═══ RECORDS FOR THE EXERCISE

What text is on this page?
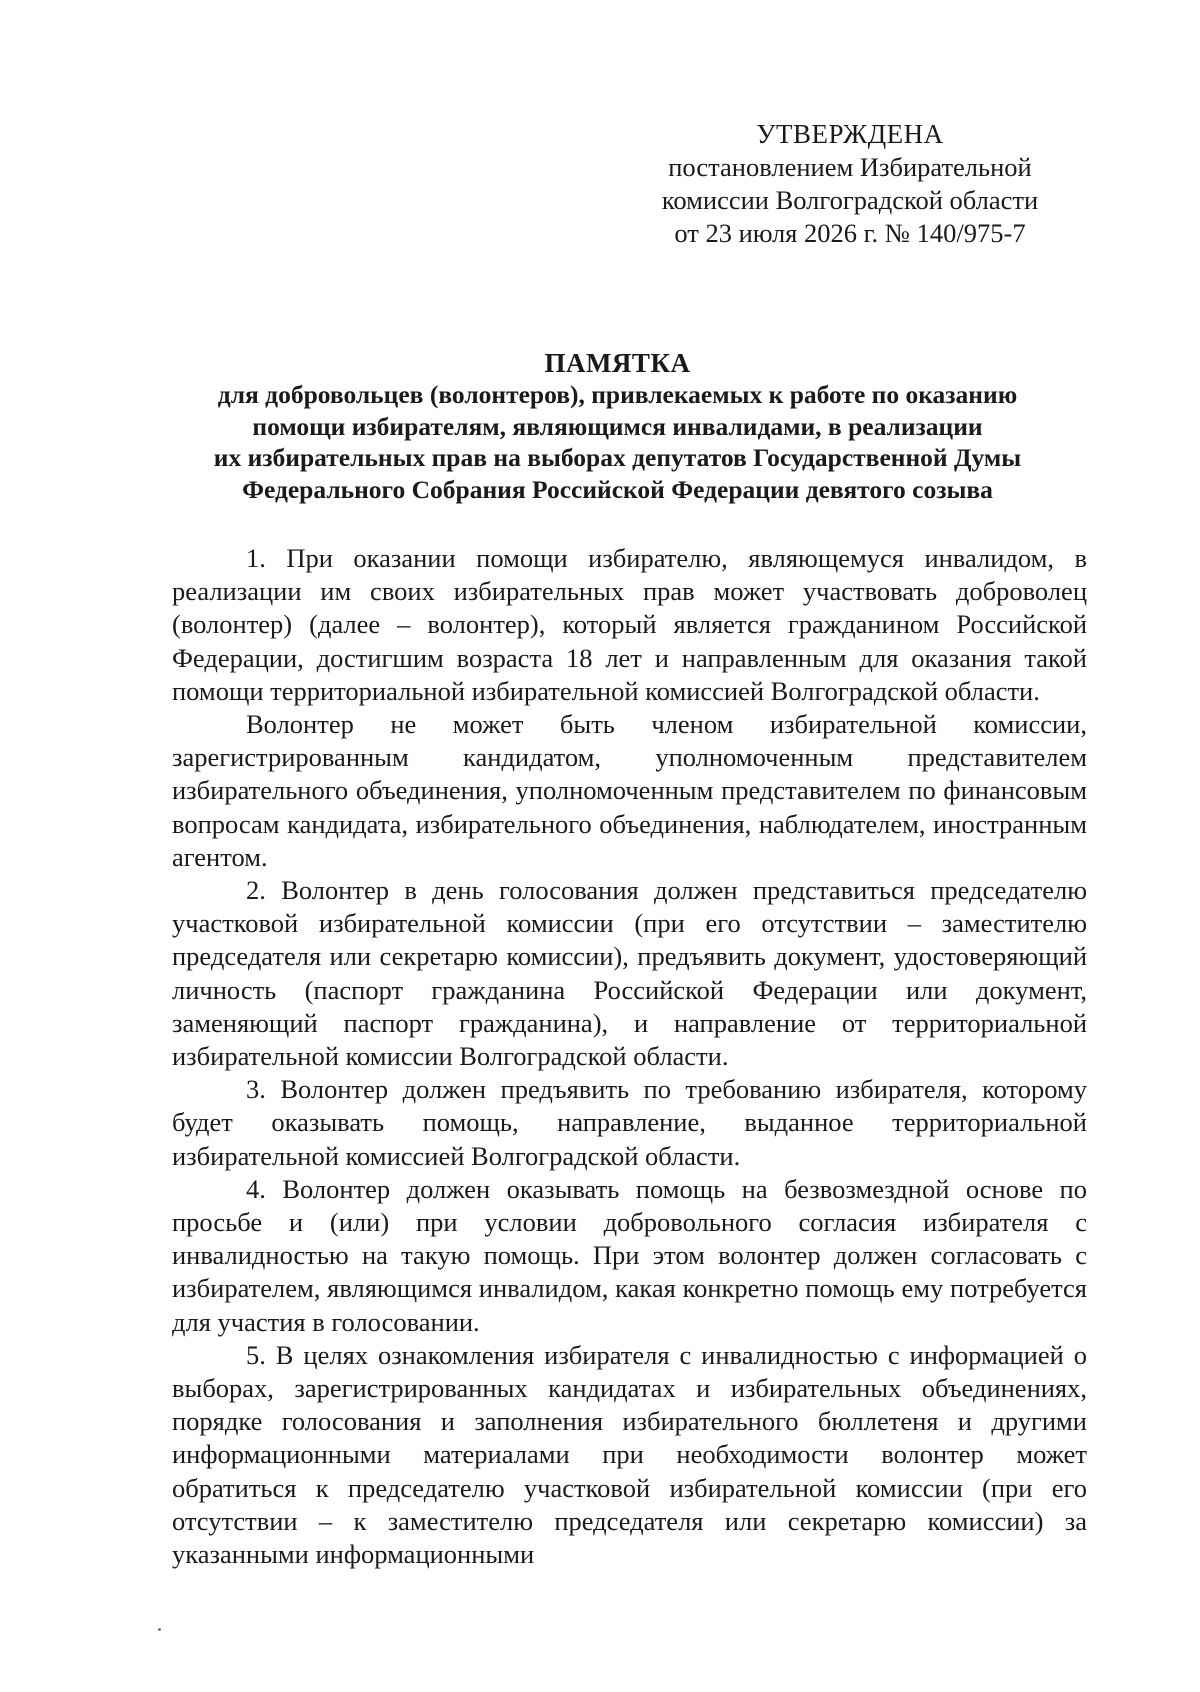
УТВЕРЖДЕНА
постановлением Избирательной
комиссии Волгоградской области
от 23 июля 2026 г. № 140/975-7
ПАМЯТКА
для добровольцев (волонтеров), привлекаемых к работе по оказанию
помощи избирателям, являющимся инвалидами, в реализации
их избирательных прав на выборах депутатов Государственной Думы
Федерального Собрания Российской Федерации девятого созыва

1. При оказании помощи избирателю, являющемуся инвалидом, в реализации им своих избирательных прав может участвовать доброволец (волонтер) (далее – волонтер), который является гражданином Российской Федерации, достигшим возраста 18 лет и направленным для оказания такой помощи территориальной избирательной комиссией Волгоградской области.

Волонтер не может быть членом избирательной комиссии, зарегистрированным кандидатом, уполномоченным представителем избирательного объединения, уполномоченным представителем по финансовым вопросам кандидата, избирательного объединения, наблюдателем, иностранным агентом.

2. Волонтер в день голосования должен представиться председателю участковой избирательной комиссии (при его отсутствии – заместителю председателя или секретарю комиссии), предъявить документ, удостоверяющий личность (паспорт гражданина Российской Федерации или документ, заменяющий паспорт гражданина), и направление от территориальной избирательной комиссии Волгоградской области.

3. Волонтер должен предъявить по требованию избирателя, которому будет оказывать помощь, направление, выданное территориальной избирательной комиссией Волгоградской области.

4. Волонтер должен оказывать помощь на безвозмездной основе по просьбе и (или) при условии добровольного согласия избирателя с инвалидностью на такую помощь. При этом волонтер должен согласовать с избирателем, являющимся инвалидом, какая конкретно помощь ему потребуется для участия в голосовании.

5. В целях ознакомления избирателя с инвалидностью с информацией о выборах, зарегистрированных кандидатах и избирательных объединениях, порядке голосования и заполнения избирательного бюллетеня и другими информационными материалами при необходимости волонтер может обратиться к председателю участковой избирательной комиссии (при его отсутствии – к заместителю председателя или секретарю комиссии) за указанными информационными
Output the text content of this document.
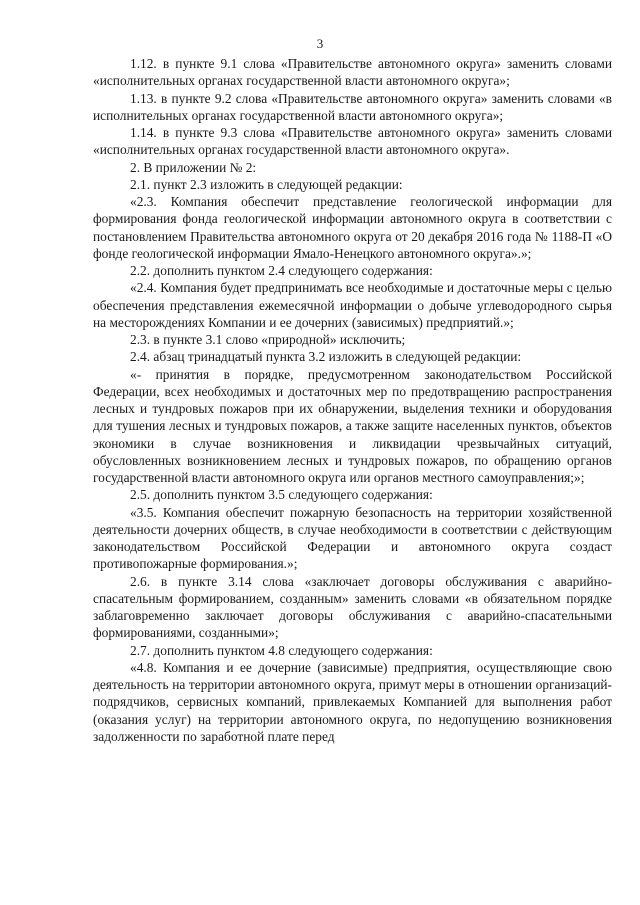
3

1.12. в пункте 9.1 слова «Правительстве автономного округа» заменить словами «исполнительных органах государственной власти автономного округа»;

1.13. в пункте 9.2 слова «Правительстве автономного округа» заменить словами «в исполнительных органах государственной власти автономного округа»;

1.14. в пункте 9.3 слова «Правительстве автономного округа» заменить словами «исполнительных органах государственной власти автономного округа».

2. В приложении № 2:

2.1. пункт 2.3 изложить в следующей редакции:

«2.3. Компания обеспечит представление геологической информации для формирования фонда геологической информации автономного округа в соответствии с постановлением Правительства автономного округа от 20 декабря 2016 года № 1188-П «О фонде геологической информации Ямало-Ненецкого автономного округа».»;

2.2. дополнить пунктом 2.4 следующего содержания:

«2.4. Компания будет предпринимать все необходимые и достаточные меры с целью обеспечения представления ежемесячной информации о добыче углеводородного сырья на месторождениях Компании и ее дочерних (зависимых) предприятий.»;

2.3. в пункте 3.1 слово «природной» исключить;

2.4. абзац тринадцатый пункта 3.2 изложить в следующей редакции:

«- принятия в порядке, предусмотренном законодательством Российской Федерации, всех необходимых и достаточных мер по предотвращению распространения лесных и тундровых пожаров при их обнаружении, выделения техники и оборудования для тушения лесных и тундровых пожаров, а также защите населенных пунктов, объектов экономики в случае возникновения и ликвидации чрезвычайных ситуаций, обусловленных возникновением лесных и тундровых пожаров, по обращению органов государственной власти автономного округа или органов местного самоуправления;»;

2.5. дополнить пунктом 3.5 следующего содержания:

«3.5. Компания обеспечит пожарную безопасность на территории хозяйственной деятельности дочерних обществ, в случае необходимости в соответствии с действующим законодательством Российской Федерации и автономного округа создаст противопожарные формирования.»;

2.6. в пункте 3.14 слова «заключает договоры обслуживания с аварийно-спасательным формированием, созданным» заменить словами «в обязательном порядке заблаговременно заключает договоры обслуживания с аварийно-спасательными формированиями, созданными»;

2.7. дополнить пунктом 4.8 следующего содержания:

«4.8. Компания и ее дочерние (зависимые) предприятия, осуществляющие свою деятельность на территории автономного округа, примут меры в отношении организаций-подрядчиков, сервисных компаний, привлекаемых Компанией для выполнения работ (оказания услуг) на территории автономного округа, по недопущению возникновения задолженности по заработной плате перед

══════

_EXERCISE TASK_
In the copy, include all records verbatim but no images.

_OUTPUT_
What text is on this page?
УТВЕРЖДЕНА
постановлением Избирательной
комиссии Волгоградской области
от 23 июля 2026 г. № 140/975-7
ПАМЯТКА
для добровольцев (волонтеров), привлекаемых к работе по оказанию
помощи избирателям, являющимся инвалидами, в реализации
их избирательных прав на выборах депутатов Государственной Думы
Федерального Собрания Российской Федерации девятого созыва

1. При оказании помощи избирателю, являющемуся инвалидом, в реализации им своих избирательных прав может участвовать доброволец (волонтер) (далее – волонтер), который является гражданином Российской Федерации, достигшим возраста 18 лет и направленным для оказания такой помощи территориальной избирательной комиссией Волгоградской области.

Волонтер не может быть членом избирательной комиссии, зарегистрированным кандидатом, уполномоченным представителем избирательного объединения, уполномоченным представителем по финансовым вопросам кандидата, избирательного объединения, наблюдателем, иностранным агентом.

2. Волонтер в день голосования должен представиться председателю участковой избирательной комиссии (при его отсутствии – заместителю председателя или секретарю комиссии), предъявить документ, удостоверяющий личность (паспорт гражданина Российской Федерации или документ, заменяющий паспорт гражданина), и направление от территориальной избирательной комиссии Волгоградской области.

3. Волонтер должен предъявить по требованию избирателя, которому будет оказывать помощь, направление, выданное территориальной избирательной комиссией Волгоградской области.

4. Волонтер должен оказывать помощь на безвозмездной основе по просьбе и (или) при условии добровольного согласия избирателя с инвалидностью на такую помощь. При этом волонтер должен согласовать с избирателем, являющимся инвалидом, какая конкретно помощь ему потребуется для участия в голосовании.

5. В целях ознакомления избирателя с инвалидностью с информацией о выборах, зарегистрированных кандидатах и избирательных объединениях, порядке голосования и заполнения избирательного бюллетеня и другими информационными материалами при необходимости волонтер может обратиться к председателю участковой избирательной комиссии (при его отсутствии – к заместителю председателя или секретарю комиссии) за указанными информационными
Output the text content of this document.
3

1.12. в пункте 9.1 слова «Правительстве автономного округа» заменить словами «исполнительных органах государственной власти автономного округа»;

1.13. в пункте 9.2 слова «Правительстве автономного округа» заменить словами «в исполнительных органах государственной власти автономного округа»;

1.14. в пункте 9.3 слова «Правительстве автономного округа» заменить словами «исполнительных органах государственной власти автономного округа».

2. В приложении № 2:

2.1. пункт 2.3 изложить в следующей редакции:

«2.3. Компания обеспечит представление геологической информации для формирования фонда геологической информации автономного округа в соответствии с постановлением Правительства автономного округа от 20 декабря 2016 года № 1188-П «О фонде геологической информации Ямало-Ненецкого автономного округа».»;

2.2. дополнить пунктом 2.4 следующего содержания:

«2.4. Компания будет предпринимать все необходимые и достаточные меры с целью обеспечения представления ежемесячной информации о добыче углеводородного сырья на месторождениях Компании и ее дочерних (зависимых) предприятий.»;

2.3. в пункте 3.1 слово «природной» исключить;

2.4. абзац тринадцатый пункта 3.2 изложить в следующей редакции:

«- принятия в порядке, предусмотренном законодательством Российской Федерации, всех необходимых и достаточных мер по предотвращению распространения лесных и тундровых пожаров при их обнаружении, выделения техники и оборудования для тушения лесных и тундровых пожаров, а также защите населенных пунктов, объектов экономики в случае возникновения и ликвидации чрезвычайных ситуаций, обусловленных возникновением лесных и тундровых пожаров, по обращению органов государственной власти автономного округа или органов местного самоуправления;»;

2.5. дополнить пунктом 3.5 следующего содержания:

«3.5. Компания обеспечит пожарную безопасность на территории хозяйственной деятельности дочерних обществ, в случае необходимости в соответствии с действующим законодательством Российской Федерации и автономного округа создаст противопожарные формирования.»;

2.6. в пункте 3.14 слова «заключает договоры обслуживания с аварийно-спасательным формированием, созданным» заменить словами «в обязательном порядке заблаговременно заключает договоры обслуживания с аварийно-спасательными формированиями, созданными»;

2.7. дополнить пунктом 4.8 следующего содержания:

«4.8. Компания и ее дочерние (зависимые) предприятия, осуществляющие свою деятельность на территории автономного округа, примут меры в отношении организаций-подрядчиков, сервисных компаний, привлекаемых Компанией для выполнения работ (оказания услуг) на территории автономного округа, по недопущению возникновения задолженности по заработной плате перед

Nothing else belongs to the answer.